Tasks
• A. Decide whether each statement agrees with the discussion of software and structural engineering below. Give yes or no for each, along with the deciding words quoted from that discussion.
(i) One commenter has a younger brother who works in structural engineering.
(ii) In the sand test described, structural engineers divide the collapse weight by 2 before publishing it.
(iii) Cyclomatic complexity is described as well correlated to defects.
• B. Pick up the discussion of software and structural engineering below from its last sentence and carry it forward.

I don't think it's "easy mode" and more that they're just very different domains.

As time goes on, I feel more and more strongly that we shouldn't compare software engineering with other types of engineering at all. My younger brother works in the structural engineering space and the types of issues he's faced across different roles is very different to the types of issues I face in software.

Building design and construction have to handle the physical world and dealing with the realities of physically building the structure. Once it's built, however, the occupants don't make drastic changes to the building itself. In comparison, something like Facebook or Twitter needed to change drastically just to remain usable as they grew. "Just stop adding users" isn't a sensible solution to the problem.

Just to be clear that I do not excuse the, frankly, shit software design of Horizon and the fucking appalling behaviour of the Post Office throughout this scandal. I do think, however, that comparing software engineering the other types of engineering does a disservice to all and doesn't take us closer to actually improving the craft.


I've got ~15 years of software development under my belt. And I've also experienced a 2ish year stint where I was exposed to a lot of structural engineering.

The structural engineers take a piece of steel out into the desert and they dump sand on it until it collapses. Then they divide whatever weight the sand was by 3 and write it down into a book which is then published for all the other structural engineers. This type of steel with this type of configuration with this length can hold up to this much weight.

Meanwhile, in software engineering the limiting factor that prevents collapse is often "these sets of constraints and requirements are too complicated for the team to keep track of in their heads in this messy codebase". Not only do we not have a way to test this and publish the results, it's not even obvious what exactly you're even trying to measure.

[Cyclomatic complexity isn't very well correlated to defects (iirc lines of code is better correlated). Design patterns, best practices, and code smells are all just poetry that we use to story tell our ways out of blame. And Weyuker's 9 Properties are at best a waste of time. There is currently no way to measure bad code that fails under load until it does so in production.]


> There is currently no way to measure bad code that fails under load until it does so in production.

FWIW, techniques to perform such measures have existed for ~30 years in PL research (some of Rust's type system comes from this kind of research), but I don't know of any industrial code that makes use of it.


Really? I would love a link to the research then.

Entries supplied
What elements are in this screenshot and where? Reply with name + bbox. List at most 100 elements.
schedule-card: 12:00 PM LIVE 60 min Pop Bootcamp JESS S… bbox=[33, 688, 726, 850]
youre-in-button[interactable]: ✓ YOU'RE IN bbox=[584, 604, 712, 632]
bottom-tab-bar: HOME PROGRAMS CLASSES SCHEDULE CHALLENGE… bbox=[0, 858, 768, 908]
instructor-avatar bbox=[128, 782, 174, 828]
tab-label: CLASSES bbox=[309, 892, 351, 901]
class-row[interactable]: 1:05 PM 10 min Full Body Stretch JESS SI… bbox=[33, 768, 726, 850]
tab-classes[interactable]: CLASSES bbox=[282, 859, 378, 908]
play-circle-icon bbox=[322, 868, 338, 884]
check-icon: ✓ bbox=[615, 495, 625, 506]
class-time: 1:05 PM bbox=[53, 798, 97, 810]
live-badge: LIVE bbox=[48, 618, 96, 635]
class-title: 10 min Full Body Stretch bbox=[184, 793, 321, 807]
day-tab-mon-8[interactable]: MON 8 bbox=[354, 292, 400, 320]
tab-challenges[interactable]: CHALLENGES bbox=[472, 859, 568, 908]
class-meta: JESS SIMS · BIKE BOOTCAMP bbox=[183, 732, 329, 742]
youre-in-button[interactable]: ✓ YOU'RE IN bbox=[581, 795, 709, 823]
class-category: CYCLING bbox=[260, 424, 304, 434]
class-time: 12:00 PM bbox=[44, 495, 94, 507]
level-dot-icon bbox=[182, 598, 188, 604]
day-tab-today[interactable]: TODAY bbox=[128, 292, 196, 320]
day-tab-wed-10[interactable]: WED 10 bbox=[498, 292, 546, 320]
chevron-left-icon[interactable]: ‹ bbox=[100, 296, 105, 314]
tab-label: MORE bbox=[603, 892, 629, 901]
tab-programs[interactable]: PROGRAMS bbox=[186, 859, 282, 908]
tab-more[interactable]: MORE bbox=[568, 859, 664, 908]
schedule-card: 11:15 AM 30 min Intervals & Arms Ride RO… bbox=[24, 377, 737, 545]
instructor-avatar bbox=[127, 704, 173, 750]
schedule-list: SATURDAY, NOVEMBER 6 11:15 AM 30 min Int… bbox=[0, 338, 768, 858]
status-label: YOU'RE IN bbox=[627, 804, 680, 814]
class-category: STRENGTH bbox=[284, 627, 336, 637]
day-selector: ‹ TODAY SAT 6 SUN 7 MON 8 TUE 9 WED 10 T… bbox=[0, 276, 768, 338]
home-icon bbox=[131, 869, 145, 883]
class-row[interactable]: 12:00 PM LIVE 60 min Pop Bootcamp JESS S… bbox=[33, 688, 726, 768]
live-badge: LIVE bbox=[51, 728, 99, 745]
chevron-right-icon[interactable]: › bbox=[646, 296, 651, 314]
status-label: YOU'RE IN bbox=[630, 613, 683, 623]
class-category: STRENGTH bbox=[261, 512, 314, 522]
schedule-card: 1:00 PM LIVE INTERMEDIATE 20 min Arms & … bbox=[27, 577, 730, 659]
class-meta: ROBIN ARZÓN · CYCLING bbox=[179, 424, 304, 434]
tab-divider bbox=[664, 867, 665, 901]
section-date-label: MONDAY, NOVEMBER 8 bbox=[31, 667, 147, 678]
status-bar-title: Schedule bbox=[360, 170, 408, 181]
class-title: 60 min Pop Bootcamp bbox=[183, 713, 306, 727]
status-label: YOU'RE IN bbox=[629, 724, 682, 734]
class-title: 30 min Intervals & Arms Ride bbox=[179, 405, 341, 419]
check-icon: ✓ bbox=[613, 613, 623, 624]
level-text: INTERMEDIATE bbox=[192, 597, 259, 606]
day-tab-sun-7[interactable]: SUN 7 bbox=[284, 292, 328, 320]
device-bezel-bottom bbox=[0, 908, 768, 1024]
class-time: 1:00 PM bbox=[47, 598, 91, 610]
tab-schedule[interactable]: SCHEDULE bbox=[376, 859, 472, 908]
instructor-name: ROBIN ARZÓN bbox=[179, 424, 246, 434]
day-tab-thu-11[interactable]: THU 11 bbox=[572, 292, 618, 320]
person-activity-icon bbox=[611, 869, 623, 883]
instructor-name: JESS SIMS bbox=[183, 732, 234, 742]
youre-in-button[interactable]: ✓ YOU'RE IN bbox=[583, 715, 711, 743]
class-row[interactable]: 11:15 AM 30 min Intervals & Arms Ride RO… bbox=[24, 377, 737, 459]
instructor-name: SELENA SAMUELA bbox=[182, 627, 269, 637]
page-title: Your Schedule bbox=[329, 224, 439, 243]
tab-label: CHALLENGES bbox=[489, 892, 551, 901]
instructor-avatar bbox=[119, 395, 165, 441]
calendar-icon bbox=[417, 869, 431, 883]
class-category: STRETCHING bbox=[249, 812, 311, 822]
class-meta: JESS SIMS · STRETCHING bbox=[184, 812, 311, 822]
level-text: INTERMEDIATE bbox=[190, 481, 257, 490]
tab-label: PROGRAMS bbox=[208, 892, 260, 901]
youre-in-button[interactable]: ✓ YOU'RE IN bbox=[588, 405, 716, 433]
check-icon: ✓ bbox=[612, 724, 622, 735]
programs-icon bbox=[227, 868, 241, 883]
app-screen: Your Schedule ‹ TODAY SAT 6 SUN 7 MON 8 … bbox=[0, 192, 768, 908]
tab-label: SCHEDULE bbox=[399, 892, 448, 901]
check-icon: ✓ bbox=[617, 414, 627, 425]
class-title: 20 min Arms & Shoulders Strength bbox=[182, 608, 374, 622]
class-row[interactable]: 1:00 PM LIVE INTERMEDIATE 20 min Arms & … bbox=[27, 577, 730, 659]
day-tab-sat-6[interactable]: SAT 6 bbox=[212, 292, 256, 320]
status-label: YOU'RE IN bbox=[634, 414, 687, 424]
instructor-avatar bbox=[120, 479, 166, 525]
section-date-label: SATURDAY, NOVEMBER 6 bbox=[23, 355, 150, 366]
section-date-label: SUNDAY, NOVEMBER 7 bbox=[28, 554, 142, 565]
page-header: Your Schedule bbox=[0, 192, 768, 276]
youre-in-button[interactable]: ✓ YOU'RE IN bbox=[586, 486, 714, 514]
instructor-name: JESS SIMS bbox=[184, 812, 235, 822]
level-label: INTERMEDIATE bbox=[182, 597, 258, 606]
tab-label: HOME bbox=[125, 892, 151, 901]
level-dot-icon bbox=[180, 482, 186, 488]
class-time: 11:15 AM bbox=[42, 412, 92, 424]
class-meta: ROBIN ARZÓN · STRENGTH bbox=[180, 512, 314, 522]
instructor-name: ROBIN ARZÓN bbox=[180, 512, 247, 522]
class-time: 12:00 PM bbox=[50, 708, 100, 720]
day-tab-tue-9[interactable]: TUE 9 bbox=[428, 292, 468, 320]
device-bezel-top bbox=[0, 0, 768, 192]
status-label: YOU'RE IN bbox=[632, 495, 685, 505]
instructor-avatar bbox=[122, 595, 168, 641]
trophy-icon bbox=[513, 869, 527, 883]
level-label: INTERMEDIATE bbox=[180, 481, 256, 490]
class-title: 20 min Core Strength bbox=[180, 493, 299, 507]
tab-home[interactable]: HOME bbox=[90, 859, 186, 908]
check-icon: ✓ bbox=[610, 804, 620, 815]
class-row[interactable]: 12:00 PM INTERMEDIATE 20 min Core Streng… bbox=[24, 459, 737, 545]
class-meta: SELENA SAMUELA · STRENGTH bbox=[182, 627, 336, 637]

Per-task answers
• A.
(i) Yes: "My younger brother works in the structural engineering space"
(ii) No: "Then they divide whatever weight the sand was by 3"
(iii) No: "Cyclomatic complexity isn't very well correlated to defects"

• B.
So far the only[] thing I've found was Weyuker's 9 Properties from measurement theory, and that did not seem particularly compelling.

Now, I get that linear/affine types and dependent types (and theorem provers, etc) can be used to prove that you're following the spec. But this doesn't prove that the code is easily comprehended by the people interacting with it. Code that is provably correct (even in the event where the spec is actually exactly what you want) can still fail because it's too complicated for anyone to modify it anymore.

For example, the function composition operator type in agda is kind of intimidating:

  _∘_ : ∀ {a b c}
        {A : Set a} {B : A → Set b} {C : {x : A} → B x → Set c} →
        (∀ {x} (y : B x) → C y) → (g : (x : A) → B x) →
        ((x : A) → C (g x))
[] - There are also random blog posts et al scattered throughout the net, however I haven't found anything that seemed to actually work. For example, https://www.sonarsource.com/resources/cognitive-complexity/

Weyuker and cyclomatic complexity seemed to be the only things from academia.


I'm thinking of languages such as Camelot or Hobbes. I'm sure that there are new things, I haven't followed the field actively for ~15 years.


It looks like Camelot is just a variant of SML. I couldn't really find any information about Hobbes (at least, what I found is probably not what you're talking about).

Can you mention the features of these languages that you think are worth looking into?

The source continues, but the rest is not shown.